[Start of INPUT MATERIAL]

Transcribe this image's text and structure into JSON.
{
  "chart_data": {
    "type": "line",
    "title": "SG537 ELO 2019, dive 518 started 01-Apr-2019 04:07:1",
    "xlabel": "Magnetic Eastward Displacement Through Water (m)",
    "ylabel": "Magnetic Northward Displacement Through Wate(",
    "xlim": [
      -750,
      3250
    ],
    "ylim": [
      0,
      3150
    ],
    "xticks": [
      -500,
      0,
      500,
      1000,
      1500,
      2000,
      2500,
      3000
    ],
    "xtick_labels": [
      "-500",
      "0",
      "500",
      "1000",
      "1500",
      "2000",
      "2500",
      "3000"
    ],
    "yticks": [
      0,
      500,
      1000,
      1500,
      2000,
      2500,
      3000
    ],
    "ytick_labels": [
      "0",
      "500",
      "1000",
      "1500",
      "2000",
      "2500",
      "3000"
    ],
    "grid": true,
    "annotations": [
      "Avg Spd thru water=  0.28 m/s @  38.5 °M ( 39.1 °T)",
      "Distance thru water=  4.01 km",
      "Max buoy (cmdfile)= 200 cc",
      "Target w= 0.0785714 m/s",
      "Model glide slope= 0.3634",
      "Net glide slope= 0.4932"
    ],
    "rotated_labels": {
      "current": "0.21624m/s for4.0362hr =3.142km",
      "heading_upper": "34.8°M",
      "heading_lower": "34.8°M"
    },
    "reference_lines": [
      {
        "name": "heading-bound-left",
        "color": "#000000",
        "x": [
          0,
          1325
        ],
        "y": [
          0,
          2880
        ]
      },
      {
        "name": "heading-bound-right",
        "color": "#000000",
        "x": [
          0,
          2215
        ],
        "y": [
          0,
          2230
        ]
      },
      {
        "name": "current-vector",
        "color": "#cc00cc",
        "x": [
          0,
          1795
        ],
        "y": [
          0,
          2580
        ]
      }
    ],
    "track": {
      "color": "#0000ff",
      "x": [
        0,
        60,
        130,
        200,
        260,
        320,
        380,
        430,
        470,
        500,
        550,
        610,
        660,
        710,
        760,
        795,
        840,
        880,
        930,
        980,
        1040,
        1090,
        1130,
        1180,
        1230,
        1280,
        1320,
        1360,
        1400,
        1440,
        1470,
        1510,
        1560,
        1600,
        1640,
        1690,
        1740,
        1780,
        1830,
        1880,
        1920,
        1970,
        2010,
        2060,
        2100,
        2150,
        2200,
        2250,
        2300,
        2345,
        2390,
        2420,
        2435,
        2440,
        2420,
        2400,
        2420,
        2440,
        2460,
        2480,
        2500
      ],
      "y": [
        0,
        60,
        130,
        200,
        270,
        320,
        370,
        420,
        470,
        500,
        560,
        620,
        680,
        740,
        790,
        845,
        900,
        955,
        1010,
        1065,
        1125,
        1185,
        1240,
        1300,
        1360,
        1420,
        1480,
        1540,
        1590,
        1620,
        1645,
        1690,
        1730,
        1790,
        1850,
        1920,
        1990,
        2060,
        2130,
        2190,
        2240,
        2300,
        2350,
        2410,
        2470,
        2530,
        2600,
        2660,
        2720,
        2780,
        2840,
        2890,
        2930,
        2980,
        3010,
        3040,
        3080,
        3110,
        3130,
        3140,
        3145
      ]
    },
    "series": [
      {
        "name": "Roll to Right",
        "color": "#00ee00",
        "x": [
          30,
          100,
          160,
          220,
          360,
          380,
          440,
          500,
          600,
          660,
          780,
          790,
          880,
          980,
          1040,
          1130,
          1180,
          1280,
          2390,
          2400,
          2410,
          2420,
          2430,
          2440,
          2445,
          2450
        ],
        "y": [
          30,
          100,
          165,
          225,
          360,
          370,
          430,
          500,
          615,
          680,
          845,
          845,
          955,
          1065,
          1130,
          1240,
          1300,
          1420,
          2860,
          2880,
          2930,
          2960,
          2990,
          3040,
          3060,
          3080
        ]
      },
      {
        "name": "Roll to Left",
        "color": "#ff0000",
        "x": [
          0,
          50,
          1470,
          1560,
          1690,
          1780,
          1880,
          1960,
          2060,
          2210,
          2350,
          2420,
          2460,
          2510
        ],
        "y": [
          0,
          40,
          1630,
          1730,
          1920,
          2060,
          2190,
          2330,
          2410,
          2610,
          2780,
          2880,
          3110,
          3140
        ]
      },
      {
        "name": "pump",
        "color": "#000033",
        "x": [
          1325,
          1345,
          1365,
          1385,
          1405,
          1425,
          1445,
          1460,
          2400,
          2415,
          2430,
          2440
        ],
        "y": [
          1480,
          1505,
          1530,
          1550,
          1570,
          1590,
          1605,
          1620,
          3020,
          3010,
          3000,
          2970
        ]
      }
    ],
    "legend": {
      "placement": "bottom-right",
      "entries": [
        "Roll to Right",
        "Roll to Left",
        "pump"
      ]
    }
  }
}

[End of INPUT MATERIAL]

WRITTEN INSTRUCTION:
Set down the entries above again, word for word.

TASK SOLUTION:
Transcribe this image's text and structure into JSON.
{
  "chart_data": {
    "type": "line",
    "title": "SG537 ELO 2019, dive 518 started 01-Apr-2019 04:07:1",
    "xlabel": "Magnetic Eastward Displacement Through Water (m)",
    "ylabel": "Magnetic Northward Displacement Through Wate(",
    "xlim": [
      -750,
      3250
    ],
    "ylim": [
      0,
      3150
    ],
    "xticks": [
      -500,
      0,
      500,
      1000,
      1500,
      2000,
      2500,
      3000
    ],
    "xtick_labels": [
      "-500",
      "0",
      "500",
      "1000",
      "1500",
      "2000",
      "2500",
      "3000"
    ],
    "yticks": [
      0,
      500,
      1000,
      1500,
      2000,
      2500,
      3000
    ],
    "ytick_labels": [
      "0",
      "500",
      "1000",
      "1500",
      "2000",
      "2500",
      "3000"
    ],
    "grid": true,
    "annotations": [
      "Avg Spd thru water=  0.28 m/s @  38.5 °M ( 39.1 °T)",
      "Distance thru water=  4.01 km",
      "Max buoy (cmdfile)= 200 cc",
      "Target w= 0.0785714 m/s",
      "Model glide slope= 0.3634",
      "Net glide slope= 0.4932"
    ],
    "rotated_labels": {
      "current": "0.21624m/s for4.0362hr =3.142km",
      "heading_upper": "34.8°M",
      "heading_lower": "34.8°M"
    },
    "reference_lines": [
      {
        "name": "heading-bound-left",
        "color": "#000000",
        "x": [
          0,
          1325
        ],
        "y": [
          0,
          2880
        ]
      },
      {
        "name": "heading-bound-right",
        "color": "#000000",
        "x": [
          0,
          2215
        ],
        "y": [
          0,
          2230
        ]
      },
      {
        "name": "current-vector",
        "color": "#cc00cc",
        "x": [
          0,
          1795
        ],
        "y": [
          0,
          2580
        ]
      }
    ],
    "track": {
      "color": "#0000ff",
      "x": [
        0,
        60,
        130,
        200,
        260,
        320,
        380,
        430,
        470,
        500,
        550,
        610,
        660,
        710,
        760,
        795,
        840,
        880,
        930,
        980,
        1040,
        1090,
        1130,
        1180,
        1230,
        1280,
        1320,
        1360,
        1400,
        1440,
        1470,
        1510,
        1560,
        1600,
        1640,
        1690,
        1740,
        1780,
        1830,
        1880,
        1920,
        1970,
        2010,
        2060,
        2100,
        2150,
        2200,
        2250,
        2300,
        2345,
        2390,
        2420,
        2435,
        2440,
        2420,
        2400,
        2420,
        2440,
        2460,
        2480,
        2500
      ],
      "y": [
        0,
        60,
        130,
        200,
        270,
        320,
        370,
        420,
        470,
        500,
        560,
        620,
        680,
        740,
        790,
        845,
        900,
        955,
        1010,
        1065,
        1125,
        1185,
        1240,
        1300,
        1360,
        1420,
        1480,
        1540,
        1590,
        1620,
        1645,
        1690,
        1730,
        1790,
        1850,
        1920,
        1990,
        2060,
        2130,
        2190,
        2240,
        2300,
        2350,
        2410,
        2470,
        2530,
        2600,
        2660,
        2720,
        2780,
        2840,
        2890,
        2930,
        2980,
        3010,
        3040,
        3080,
        3110,
        3130,
        3140,
        3145
      ]
    },
    "series": [
      {
        "name": "Roll to Right",
        "color": "#00ee00",
        "x": [
          30,
          100,
          160,
          220,
          360,
          380,
          440,
          500,
          600,
          660,
          780,
          790,
          880,
          980,
          1040,
          1130,
          1180,
          1280,
          2390,
          2400,
          2410,
          2420,
          2430,
          2440,
          2445,
          2450
        ],
        "y": [
          30,
          100,
          165,
          225,
          360,
          370,
          430,
          500,
          615,
          680,
          845,
          845,
          955,
          1065,
          1130,
          1240,
          1300,
          1420,
          2860,
          2880,
          2930,
          2960,
          2990,
          3040,
          3060,
          3080
        ]
      },
      {
        "name": "Roll to Left",
        "color": "#ff0000",
        "x": [
          0,
          50,
          1470,
          1560,
          1690,
          1780,
          1880,
          1960,
          2060,
          2210,
          2350,
          2420,
          2460,
          2510
        ],
        "y": [
          0,
          40,
          1630,
          1730,
          1920,
          2060,
          2190,
          2330,
          2410,
          2610,
          2780,
          2880,
          3110,
          3140
        ]
      },
      {
        "name": "pump",
        "color": "#000033",
        "x": [
          1325,
          1345,
          1365,
          1385,
          1405,
          1425,
          1445,
          1460,
          2400,
          2415,
          2430,
          2440
        ],
        "y": [
          1480,
          1505,
          1530,
          1550,
          1570,
          1590,
          1605,
          1620,
          3020,
          3010,
          3000,
          2970
        ]
      }
    ],
    "legend": {
      "placement": "bottom-right",
      "entries": [
        "Roll to Right",
        "Roll to Left",
        "pump"
      ]
    }
  }
}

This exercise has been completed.